* **DATA SHOWN**:
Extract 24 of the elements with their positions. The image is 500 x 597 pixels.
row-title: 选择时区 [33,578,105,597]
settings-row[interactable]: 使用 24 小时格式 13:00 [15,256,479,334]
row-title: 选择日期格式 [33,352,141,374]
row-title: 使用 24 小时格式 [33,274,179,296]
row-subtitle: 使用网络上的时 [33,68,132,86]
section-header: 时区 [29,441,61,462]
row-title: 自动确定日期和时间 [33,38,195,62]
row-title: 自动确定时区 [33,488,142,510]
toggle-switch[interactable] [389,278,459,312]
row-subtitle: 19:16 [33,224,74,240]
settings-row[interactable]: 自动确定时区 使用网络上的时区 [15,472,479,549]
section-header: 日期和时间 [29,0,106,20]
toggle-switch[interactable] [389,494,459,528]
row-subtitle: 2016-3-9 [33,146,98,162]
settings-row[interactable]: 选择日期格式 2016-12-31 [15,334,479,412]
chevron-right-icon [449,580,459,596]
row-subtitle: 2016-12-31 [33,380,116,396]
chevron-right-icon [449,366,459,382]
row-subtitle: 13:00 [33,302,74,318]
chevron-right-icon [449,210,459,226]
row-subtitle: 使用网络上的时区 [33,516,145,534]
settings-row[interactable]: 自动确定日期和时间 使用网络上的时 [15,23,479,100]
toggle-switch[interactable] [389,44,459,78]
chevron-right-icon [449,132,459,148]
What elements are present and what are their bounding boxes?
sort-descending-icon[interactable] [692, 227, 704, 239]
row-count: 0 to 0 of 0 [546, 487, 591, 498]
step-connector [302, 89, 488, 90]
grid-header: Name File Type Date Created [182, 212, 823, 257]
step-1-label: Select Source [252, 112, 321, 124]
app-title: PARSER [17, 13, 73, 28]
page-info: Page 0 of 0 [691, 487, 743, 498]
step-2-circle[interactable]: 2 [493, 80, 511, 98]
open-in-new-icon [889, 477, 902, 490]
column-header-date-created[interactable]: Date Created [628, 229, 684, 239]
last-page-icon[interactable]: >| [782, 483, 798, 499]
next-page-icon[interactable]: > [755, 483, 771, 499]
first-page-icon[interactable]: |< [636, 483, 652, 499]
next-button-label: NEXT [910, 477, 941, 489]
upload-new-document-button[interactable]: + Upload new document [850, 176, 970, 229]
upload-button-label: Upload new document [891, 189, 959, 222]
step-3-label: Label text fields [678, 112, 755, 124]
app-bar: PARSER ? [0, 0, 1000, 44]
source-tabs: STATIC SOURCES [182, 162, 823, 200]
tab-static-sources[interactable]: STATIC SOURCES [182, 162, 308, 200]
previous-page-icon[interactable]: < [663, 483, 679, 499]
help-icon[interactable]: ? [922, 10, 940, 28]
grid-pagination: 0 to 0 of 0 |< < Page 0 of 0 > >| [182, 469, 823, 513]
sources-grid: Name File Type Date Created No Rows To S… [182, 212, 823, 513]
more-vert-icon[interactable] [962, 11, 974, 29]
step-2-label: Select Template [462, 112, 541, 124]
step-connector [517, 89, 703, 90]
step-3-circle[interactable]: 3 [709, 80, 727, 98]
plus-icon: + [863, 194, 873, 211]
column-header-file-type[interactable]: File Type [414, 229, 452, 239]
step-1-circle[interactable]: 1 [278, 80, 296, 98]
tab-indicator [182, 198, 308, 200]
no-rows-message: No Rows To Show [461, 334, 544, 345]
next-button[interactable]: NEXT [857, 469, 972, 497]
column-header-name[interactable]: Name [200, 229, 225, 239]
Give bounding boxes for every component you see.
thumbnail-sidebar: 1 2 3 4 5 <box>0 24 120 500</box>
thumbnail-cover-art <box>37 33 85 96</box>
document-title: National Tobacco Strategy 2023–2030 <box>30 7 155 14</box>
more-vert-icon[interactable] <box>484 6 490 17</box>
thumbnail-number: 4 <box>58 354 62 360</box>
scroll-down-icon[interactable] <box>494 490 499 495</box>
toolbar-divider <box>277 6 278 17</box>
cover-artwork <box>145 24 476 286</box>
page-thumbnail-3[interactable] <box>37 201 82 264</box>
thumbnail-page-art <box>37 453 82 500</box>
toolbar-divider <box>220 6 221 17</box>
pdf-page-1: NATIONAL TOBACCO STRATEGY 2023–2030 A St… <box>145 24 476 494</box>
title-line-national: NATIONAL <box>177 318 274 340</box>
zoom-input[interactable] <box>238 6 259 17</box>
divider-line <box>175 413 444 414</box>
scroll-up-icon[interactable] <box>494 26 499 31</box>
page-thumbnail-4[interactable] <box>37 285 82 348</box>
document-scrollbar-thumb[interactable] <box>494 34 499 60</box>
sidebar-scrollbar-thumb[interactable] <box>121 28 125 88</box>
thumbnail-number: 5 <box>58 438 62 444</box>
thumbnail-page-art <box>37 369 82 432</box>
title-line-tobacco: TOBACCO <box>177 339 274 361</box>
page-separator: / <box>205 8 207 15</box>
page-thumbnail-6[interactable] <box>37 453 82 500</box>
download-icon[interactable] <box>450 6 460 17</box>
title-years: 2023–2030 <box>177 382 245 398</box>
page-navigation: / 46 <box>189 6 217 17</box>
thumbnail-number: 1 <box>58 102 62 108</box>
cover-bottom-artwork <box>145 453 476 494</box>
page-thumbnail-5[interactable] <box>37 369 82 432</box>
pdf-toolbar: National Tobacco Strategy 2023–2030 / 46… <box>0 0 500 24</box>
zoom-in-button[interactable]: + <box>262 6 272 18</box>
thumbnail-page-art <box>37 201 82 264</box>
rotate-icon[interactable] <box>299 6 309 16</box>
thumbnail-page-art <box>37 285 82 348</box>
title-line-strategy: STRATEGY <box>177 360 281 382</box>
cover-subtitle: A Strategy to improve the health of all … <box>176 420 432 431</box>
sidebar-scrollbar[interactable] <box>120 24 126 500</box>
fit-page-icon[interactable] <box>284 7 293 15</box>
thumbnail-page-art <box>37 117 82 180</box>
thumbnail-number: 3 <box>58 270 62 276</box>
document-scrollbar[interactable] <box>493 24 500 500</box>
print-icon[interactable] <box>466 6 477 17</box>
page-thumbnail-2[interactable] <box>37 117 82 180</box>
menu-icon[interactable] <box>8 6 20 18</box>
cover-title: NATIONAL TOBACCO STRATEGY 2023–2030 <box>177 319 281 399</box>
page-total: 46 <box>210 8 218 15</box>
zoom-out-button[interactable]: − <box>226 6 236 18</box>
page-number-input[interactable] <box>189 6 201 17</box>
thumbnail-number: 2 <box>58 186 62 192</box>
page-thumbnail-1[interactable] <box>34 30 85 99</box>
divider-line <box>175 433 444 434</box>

* **EXERCISE AIM**: Print all of the material above again, line for line and unchanged.

* **FINISHED TASK**:
Extract 24 of the elements with their positions. The image is 500 x 597 pixels.
row-title: 选择时区 [33,578,105,597]
settings-row[interactable]: 使用 24 小时格式 13:00 [15,256,479,334]
row-title: 选择日期格式 [33,352,141,374]
row-title: 使用 24 小时格式 [33,274,179,296]
row-subtitle: 使用网络上的时 [33,68,132,86]
section-header: 时区 [29,441,61,462]
row-title: 自动确定日期和时间 [33,38,195,62]
row-title: 自动确定时区 [33,488,142,510]
toggle-switch[interactable] [389,278,459,312]
row-subtitle: 19:16 [33,224,74,240]
settings-row[interactable]: 自动确定时区 使用网络上的时区 [15,472,479,549]
section-header: 日期和时间 [29,0,106,20]
toggle-switch[interactable] [389,494,459,528]
row-subtitle: 2016-3-9 [33,146,98,162]
settings-row[interactable]: 选择日期格式 2016-12-31 [15,334,479,412]
chevron-right-icon [449,580,459,596]
row-subtitle: 2016-12-31 [33,380,116,396]
chevron-right-icon [449,366,459,382]
row-subtitle: 13:00 [33,302,74,318]
chevron-right-icon [449,210,459,226]
row-subtitle: 使用网络上的时区 [33,516,145,534]
settings-row[interactable]: 自动确定日期和时间 使用网络上的时 [15,23,479,100]
toggle-switch[interactable] [389,44,459,78]
chevron-right-icon [449,132,459,148]
What elements are present and what are their bounding boxes?
sort-descending-icon[interactable] [692, 227, 704, 239]
row-count: 0 to 0 of 0 [546, 487, 591, 498]
step-connector [302, 89, 488, 90]
grid-header: Name File Type Date Created [182, 212, 823, 257]
step-1-label: Select Source [252, 112, 321, 124]
app-title: PARSER [17, 13, 73, 28]
page-info: Page 0 of 0 [691, 487, 743, 498]
step-2-circle[interactable]: 2 [493, 80, 511, 98]
open-in-new-icon [889, 477, 902, 490]
column-header-date-created[interactable]: Date Created [628, 229, 684, 239]
last-page-icon[interactable]: >| [782, 483, 798, 499]
next-page-icon[interactable]: > [755, 483, 771, 499]
first-page-icon[interactable]: |< [636, 483, 652, 499]
next-button-label: NEXT [910, 477, 941, 489]
upload-new-document-button[interactable]: + Upload new document [850, 176, 970, 229]
upload-button-label: Upload new document [891, 189, 959, 222]
step-3-label: Label text fields [678, 112, 755, 124]
app-bar: PARSER ? [0, 0, 1000, 44]
source-tabs: STATIC SOURCES [182, 162, 823, 200]
tab-static-sources[interactable]: STATIC SOURCES [182, 162, 308, 200]
previous-page-icon[interactable]: < [663, 483, 679, 499]
help-icon[interactable]: ? [922, 10, 940, 28]
grid-pagination: 0 to 0 of 0 |< < Page 0 of 0 > >| [182, 469, 823, 513]
sources-grid: Name File Type Date Created No Rows To S… [182, 212, 823, 513]
more-vert-icon[interactable] [962, 11, 974, 29]
step-2-label: Select Template [462, 112, 541, 124]
step-connector [517, 89, 703, 90]
step-3-circle[interactable]: 3 [709, 80, 727, 98]
plus-icon: + [863, 194, 873, 211]
column-header-file-type[interactable]: File Type [414, 229, 452, 239]
step-1-circle[interactable]: 1 [278, 80, 296, 98]
tab-indicator [182, 198, 308, 200]
no-rows-message: No Rows To Show [461, 334, 544, 345]
next-button[interactable]: NEXT [857, 469, 972, 497]
column-header-name[interactable]: Name [200, 229, 225, 239]
Give bounding boxes for every component you see.
thumbnail-sidebar: 1 2 3 4 5 <box>0 24 120 500</box>
thumbnail-cover-art <box>37 33 85 96</box>
document-title: National Tobacco Strategy 2023–2030 <box>30 7 155 14</box>
more-vert-icon[interactable] <box>484 6 490 17</box>
thumbnail-number: 4 <box>58 354 62 360</box>
scroll-down-icon[interactable] <box>494 490 499 495</box>
toolbar-divider <box>277 6 278 17</box>
cover-artwork <box>145 24 476 286</box>
page-thumbnail-3[interactable] <box>37 201 82 264</box>
thumbnail-page-art <box>37 453 82 500</box>
toolbar-divider <box>220 6 221 17</box>
pdf-page-1: NATIONAL TOBACCO STRATEGY 2023–2030 A St… <box>145 24 476 494</box>
title-line-national: NATIONAL <box>177 318 274 340</box>
zoom-input[interactable] <box>238 6 259 17</box>
divider-line <box>175 413 444 414</box>
scroll-up-icon[interactable] <box>494 26 499 31</box>
page-thumbnail-4[interactable] <box>37 285 82 348</box>
document-scrollbar-thumb[interactable] <box>494 34 499 60</box>
sidebar-scrollbar-thumb[interactable] <box>121 28 125 88</box>
thumbnail-number: 5 <box>58 438 62 444</box>
thumbnail-page-art <box>37 369 82 432</box>
title-line-tobacco: TOBACCO <box>177 339 274 361</box>
page-separator: / <box>205 8 207 15</box>
page-thumbnail-6[interactable] <box>37 453 82 500</box>
download-icon[interactable] <box>450 6 460 17</box>
title-years: 2023–2030 <box>177 382 245 398</box>
page-navigation: / 46 <box>189 6 217 17</box>
thumbnail-number: 1 <box>58 102 62 108</box>
cover-bottom-artwork <box>145 453 476 494</box>
page-thumbnail-5[interactable] <box>37 369 82 432</box>
pdf-toolbar: National Tobacco Strategy 2023–2030 / 46… <box>0 0 500 24</box>
zoom-in-button[interactable]: + <box>262 6 272 18</box>
thumbnail-page-art <box>37 201 82 264</box>
rotate-icon[interactable] <box>299 6 309 16</box>
thumbnail-page-art <box>37 285 82 348</box>
title-line-strategy: STRATEGY <box>177 360 281 382</box>
cover-subtitle: A Strategy to improve the health of all … <box>176 420 432 431</box>
sidebar-scrollbar[interactable] <box>120 24 126 500</box>
fit-page-icon[interactable] <box>284 7 293 15</box>
thumbnail-page-art <box>37 117 82 180</box>
thumbnail-number: 3 <box>58 270 62 276</box>
document-scrollbar[interactable] <box>493 24 500 500</box>
print-icon[interactable] <box>466 6 477 17</box>
page-thumbnail-2[interactable] <box>37 117 82 180</box>
menu-icon[interactable] <box>8 6 20 18</box>
cover-title: NATIONAL TOBACCO STRATEGY 2023–2030 <box>177 319 281 399</box>
page-total: 46 <box>210 8 218 15</box>
zoom-out-button[interactable]: − <box>226 6 236 18</box>
page-number-input[interactable] <box>189 6 201 17</box>
thumbnail-number: 2 <box>58 186 62 192</box>
page-thumbnail-1[interactable] <box>34 30 85 99</box>
divider-line <box>175 433 444 434</box>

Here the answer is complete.